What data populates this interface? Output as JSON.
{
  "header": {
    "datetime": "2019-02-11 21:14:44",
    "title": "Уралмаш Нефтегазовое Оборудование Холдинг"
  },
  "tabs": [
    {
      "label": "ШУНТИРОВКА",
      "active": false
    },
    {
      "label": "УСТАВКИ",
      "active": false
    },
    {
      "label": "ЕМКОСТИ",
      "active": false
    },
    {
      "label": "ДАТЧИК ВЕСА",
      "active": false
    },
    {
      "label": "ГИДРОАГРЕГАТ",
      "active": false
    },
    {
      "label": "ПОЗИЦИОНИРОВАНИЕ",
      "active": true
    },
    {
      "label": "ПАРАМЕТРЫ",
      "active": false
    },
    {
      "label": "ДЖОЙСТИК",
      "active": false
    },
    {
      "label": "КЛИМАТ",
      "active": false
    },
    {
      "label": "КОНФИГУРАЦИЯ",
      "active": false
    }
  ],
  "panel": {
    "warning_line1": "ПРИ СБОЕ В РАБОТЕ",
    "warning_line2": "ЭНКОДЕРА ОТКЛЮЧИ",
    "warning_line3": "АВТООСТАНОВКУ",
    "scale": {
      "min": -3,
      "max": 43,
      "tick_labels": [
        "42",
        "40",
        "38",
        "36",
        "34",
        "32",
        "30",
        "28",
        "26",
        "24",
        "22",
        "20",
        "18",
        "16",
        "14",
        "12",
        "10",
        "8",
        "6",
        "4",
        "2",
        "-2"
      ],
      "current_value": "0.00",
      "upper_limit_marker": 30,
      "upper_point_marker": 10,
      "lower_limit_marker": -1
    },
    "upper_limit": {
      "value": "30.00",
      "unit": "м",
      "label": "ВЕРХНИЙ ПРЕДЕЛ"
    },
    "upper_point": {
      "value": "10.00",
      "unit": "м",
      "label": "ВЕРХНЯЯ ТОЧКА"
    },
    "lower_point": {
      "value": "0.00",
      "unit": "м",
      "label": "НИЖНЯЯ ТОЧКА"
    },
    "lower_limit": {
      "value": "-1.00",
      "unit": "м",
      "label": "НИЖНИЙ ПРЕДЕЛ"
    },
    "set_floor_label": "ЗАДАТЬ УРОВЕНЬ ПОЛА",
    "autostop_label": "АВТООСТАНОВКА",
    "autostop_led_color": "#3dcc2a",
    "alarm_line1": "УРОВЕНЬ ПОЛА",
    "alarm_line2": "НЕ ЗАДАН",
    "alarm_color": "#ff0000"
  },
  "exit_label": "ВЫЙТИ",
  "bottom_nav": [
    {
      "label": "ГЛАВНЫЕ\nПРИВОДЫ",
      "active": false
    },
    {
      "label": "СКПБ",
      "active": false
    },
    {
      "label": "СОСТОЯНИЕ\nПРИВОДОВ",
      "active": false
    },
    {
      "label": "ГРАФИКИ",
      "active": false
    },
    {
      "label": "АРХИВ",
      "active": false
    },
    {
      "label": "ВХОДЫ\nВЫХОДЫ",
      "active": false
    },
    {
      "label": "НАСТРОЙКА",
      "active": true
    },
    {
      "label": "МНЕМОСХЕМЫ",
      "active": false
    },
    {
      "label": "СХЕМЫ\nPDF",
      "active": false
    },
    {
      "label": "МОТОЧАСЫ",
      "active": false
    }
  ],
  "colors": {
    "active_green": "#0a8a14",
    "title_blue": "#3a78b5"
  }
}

**Instructions to follow**. Find each line that has the word "ПОЛА", then copy it out.

**Answer to the problem**.
    "set_floor_label": "ЗАДАТЬ УРОВЕНЬ ПОЛА",
    "alarm_line1": "УРОВЕНЬ ПОЛА",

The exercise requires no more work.